THE DATA:
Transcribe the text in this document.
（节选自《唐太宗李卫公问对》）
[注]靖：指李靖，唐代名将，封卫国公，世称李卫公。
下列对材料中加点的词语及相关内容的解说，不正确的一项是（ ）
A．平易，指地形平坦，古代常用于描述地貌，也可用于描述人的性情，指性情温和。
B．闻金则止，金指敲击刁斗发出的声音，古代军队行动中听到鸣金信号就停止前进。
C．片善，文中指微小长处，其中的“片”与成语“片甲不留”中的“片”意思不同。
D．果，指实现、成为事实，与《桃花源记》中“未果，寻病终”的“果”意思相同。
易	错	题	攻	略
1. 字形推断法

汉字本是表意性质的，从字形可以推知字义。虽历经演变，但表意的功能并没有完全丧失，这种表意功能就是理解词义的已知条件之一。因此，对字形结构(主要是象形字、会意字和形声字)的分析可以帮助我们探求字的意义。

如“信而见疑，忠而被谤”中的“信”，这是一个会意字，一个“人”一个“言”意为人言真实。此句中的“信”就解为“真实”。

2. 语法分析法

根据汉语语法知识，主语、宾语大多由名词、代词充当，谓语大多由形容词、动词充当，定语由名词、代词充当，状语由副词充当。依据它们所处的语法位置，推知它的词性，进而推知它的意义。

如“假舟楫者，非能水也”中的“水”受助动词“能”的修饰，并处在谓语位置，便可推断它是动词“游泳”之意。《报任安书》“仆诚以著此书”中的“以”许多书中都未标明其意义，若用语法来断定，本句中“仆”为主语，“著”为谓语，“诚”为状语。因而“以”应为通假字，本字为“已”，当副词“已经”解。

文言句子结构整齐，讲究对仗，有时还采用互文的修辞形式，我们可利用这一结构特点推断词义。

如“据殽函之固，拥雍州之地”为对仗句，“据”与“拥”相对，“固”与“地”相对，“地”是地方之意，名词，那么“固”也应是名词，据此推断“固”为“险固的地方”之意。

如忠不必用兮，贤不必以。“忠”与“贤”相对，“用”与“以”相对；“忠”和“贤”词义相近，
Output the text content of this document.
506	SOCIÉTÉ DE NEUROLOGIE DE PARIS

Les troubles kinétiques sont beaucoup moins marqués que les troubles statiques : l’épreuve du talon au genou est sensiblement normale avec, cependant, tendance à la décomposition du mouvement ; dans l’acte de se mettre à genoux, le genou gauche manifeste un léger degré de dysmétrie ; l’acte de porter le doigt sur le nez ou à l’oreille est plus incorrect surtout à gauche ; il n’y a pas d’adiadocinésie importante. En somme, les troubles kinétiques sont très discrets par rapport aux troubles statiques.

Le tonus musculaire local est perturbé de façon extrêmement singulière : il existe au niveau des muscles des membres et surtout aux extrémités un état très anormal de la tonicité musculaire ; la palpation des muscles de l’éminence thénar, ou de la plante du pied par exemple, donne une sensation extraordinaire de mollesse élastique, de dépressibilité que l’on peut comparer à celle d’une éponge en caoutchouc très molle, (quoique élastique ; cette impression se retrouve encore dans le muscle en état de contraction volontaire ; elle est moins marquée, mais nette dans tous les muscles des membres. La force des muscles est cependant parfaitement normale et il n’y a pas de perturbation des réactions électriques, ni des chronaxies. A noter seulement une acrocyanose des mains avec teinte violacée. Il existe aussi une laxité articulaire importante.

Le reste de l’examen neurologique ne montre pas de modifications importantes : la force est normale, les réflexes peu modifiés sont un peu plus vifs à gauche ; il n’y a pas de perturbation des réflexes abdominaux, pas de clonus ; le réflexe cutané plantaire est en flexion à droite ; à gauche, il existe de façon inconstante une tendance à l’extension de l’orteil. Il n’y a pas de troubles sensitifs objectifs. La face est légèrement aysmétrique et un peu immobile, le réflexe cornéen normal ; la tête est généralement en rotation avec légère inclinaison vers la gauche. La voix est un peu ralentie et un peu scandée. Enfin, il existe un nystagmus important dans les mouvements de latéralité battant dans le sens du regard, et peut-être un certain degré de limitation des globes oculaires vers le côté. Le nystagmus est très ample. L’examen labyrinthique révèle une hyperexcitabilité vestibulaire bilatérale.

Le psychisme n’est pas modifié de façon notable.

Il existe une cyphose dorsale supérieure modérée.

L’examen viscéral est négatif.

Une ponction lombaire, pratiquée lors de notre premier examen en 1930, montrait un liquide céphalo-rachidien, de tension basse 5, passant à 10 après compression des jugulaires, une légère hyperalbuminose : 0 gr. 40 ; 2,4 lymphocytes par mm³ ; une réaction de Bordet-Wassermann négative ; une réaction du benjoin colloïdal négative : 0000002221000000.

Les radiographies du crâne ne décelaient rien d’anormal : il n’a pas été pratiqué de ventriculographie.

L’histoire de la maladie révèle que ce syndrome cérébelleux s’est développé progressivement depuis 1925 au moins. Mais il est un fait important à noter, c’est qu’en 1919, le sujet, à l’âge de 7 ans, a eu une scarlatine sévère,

DIRECTIONS: State how many lines of the records above contain "this", with no words besides the number.

SOLUTION BELOW: 2